[Data listing]

============

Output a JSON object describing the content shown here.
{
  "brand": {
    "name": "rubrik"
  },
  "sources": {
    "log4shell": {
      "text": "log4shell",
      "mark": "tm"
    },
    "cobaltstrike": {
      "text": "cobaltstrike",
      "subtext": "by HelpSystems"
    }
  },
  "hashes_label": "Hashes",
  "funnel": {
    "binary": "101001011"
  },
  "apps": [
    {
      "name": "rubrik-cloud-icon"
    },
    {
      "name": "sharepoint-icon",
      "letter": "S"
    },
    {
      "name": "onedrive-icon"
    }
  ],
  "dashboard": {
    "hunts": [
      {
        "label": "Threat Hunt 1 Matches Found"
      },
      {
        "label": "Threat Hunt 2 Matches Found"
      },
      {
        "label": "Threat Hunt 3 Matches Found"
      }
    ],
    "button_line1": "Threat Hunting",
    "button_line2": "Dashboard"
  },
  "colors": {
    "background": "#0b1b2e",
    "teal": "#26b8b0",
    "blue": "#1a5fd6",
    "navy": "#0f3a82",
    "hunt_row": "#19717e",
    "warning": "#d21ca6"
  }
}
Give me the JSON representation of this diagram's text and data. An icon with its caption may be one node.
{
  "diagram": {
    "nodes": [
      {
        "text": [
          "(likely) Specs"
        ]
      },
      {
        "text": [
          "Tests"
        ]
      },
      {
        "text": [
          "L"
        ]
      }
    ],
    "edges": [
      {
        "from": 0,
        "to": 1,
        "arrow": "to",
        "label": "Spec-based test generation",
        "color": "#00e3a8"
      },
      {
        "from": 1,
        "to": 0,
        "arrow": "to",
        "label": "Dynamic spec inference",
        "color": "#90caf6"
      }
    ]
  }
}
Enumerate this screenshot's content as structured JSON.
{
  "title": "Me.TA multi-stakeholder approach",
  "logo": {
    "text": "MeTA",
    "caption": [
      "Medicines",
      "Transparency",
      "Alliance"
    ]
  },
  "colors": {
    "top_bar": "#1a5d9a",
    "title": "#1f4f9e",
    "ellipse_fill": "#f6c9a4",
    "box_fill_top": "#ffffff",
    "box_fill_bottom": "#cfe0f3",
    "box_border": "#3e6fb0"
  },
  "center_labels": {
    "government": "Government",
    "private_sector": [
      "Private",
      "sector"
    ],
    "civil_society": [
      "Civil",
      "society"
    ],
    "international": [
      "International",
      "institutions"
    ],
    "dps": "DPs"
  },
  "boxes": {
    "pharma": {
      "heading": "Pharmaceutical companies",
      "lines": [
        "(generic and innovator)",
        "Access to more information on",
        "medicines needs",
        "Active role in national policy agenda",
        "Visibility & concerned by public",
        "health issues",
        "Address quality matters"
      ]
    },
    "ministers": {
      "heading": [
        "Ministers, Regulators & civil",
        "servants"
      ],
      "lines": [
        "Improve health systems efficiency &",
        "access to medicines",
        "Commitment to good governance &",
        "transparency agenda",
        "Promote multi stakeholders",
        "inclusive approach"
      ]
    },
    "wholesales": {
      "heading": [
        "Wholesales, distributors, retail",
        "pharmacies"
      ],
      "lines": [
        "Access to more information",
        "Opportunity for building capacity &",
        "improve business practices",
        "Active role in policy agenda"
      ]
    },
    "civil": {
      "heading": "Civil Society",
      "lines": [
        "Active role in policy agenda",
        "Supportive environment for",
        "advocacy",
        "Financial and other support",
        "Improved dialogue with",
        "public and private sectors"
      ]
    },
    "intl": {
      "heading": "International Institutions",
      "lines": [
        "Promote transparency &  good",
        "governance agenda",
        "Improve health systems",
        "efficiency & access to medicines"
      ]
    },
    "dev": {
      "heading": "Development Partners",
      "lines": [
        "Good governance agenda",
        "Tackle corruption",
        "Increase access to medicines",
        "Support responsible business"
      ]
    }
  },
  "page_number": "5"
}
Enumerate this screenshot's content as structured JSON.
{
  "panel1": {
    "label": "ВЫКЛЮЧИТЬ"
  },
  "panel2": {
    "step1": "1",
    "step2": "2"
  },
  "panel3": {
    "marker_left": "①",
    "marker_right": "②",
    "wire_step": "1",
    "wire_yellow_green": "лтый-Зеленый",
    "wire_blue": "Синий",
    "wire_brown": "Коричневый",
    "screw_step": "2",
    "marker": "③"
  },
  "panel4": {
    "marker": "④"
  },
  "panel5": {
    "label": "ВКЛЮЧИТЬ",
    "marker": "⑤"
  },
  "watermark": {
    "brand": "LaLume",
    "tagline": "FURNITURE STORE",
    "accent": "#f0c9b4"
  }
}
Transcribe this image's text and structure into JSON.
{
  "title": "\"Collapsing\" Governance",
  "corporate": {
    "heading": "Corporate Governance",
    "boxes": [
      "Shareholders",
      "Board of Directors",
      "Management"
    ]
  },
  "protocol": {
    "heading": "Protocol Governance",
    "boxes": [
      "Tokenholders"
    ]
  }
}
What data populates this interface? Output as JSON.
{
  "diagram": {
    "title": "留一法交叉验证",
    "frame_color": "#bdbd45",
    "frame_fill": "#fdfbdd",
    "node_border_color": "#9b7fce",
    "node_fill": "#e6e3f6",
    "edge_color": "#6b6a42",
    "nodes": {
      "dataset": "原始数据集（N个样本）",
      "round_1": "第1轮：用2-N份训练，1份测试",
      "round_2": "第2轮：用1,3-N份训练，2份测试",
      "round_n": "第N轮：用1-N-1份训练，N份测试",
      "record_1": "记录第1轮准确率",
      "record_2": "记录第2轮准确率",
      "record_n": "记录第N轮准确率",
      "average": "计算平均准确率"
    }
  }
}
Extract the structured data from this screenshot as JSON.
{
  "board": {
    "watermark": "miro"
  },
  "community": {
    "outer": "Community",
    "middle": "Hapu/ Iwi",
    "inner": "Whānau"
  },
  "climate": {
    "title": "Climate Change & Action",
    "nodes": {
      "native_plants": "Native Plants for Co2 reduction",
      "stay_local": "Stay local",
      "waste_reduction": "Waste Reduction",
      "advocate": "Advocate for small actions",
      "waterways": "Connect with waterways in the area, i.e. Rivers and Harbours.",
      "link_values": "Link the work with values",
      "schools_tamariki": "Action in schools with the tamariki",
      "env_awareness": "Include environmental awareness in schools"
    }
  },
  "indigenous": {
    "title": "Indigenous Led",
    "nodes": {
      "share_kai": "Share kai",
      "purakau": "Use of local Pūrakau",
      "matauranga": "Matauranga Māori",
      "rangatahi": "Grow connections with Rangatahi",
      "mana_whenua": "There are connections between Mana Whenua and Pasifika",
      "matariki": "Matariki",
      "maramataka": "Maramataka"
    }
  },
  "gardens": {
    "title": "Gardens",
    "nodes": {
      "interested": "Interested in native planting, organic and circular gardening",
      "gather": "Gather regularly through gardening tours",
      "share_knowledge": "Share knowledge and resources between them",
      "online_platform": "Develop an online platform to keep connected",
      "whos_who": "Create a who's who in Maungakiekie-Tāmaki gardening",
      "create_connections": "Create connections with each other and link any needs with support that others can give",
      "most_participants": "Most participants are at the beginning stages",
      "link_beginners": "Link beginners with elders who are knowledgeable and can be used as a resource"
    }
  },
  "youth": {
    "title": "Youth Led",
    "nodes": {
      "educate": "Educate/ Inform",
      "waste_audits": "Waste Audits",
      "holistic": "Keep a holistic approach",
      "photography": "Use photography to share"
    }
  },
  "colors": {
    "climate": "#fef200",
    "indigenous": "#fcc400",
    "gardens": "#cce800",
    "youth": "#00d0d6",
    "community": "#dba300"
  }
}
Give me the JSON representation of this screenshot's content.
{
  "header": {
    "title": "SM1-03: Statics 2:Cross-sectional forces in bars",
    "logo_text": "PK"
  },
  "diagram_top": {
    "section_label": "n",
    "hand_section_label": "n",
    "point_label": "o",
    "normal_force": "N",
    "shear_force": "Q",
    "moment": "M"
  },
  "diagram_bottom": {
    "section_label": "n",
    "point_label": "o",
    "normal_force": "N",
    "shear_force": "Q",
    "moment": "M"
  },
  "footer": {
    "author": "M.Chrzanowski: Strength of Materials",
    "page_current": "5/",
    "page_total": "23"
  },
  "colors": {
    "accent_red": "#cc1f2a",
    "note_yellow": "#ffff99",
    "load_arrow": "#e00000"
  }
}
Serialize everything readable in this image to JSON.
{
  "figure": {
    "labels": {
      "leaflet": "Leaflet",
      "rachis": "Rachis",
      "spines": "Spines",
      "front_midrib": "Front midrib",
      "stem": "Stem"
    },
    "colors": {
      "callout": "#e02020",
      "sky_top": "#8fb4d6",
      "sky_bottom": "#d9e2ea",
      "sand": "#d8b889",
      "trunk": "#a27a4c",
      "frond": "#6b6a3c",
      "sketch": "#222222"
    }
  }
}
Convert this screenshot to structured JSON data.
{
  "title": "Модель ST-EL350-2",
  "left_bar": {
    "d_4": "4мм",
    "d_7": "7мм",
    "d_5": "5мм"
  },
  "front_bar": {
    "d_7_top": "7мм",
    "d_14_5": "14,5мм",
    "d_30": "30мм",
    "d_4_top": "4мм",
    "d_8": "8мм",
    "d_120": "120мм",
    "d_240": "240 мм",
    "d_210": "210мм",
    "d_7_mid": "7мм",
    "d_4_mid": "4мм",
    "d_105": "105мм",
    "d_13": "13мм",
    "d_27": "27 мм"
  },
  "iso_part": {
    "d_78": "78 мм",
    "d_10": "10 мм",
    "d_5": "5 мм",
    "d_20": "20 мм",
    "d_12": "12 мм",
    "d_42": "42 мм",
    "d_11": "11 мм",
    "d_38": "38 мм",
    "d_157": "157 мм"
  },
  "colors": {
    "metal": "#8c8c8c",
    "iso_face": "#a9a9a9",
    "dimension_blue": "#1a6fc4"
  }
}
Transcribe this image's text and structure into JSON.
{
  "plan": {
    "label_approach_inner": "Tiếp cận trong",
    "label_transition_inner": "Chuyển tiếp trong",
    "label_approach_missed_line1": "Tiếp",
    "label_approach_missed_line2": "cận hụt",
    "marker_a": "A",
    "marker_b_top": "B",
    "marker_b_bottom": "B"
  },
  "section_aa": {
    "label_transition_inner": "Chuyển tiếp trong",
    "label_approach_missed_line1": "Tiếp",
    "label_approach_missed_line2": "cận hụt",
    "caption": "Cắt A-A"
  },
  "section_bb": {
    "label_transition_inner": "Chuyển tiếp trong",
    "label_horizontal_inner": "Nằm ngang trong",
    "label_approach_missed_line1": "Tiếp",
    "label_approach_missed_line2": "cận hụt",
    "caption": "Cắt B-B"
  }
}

============

List all lines holding the string "between".

      "mana_whenua": "There are connections between Mana Whenua and Pasifika",
      "share_knowledge": "Share knowledge and resources between them",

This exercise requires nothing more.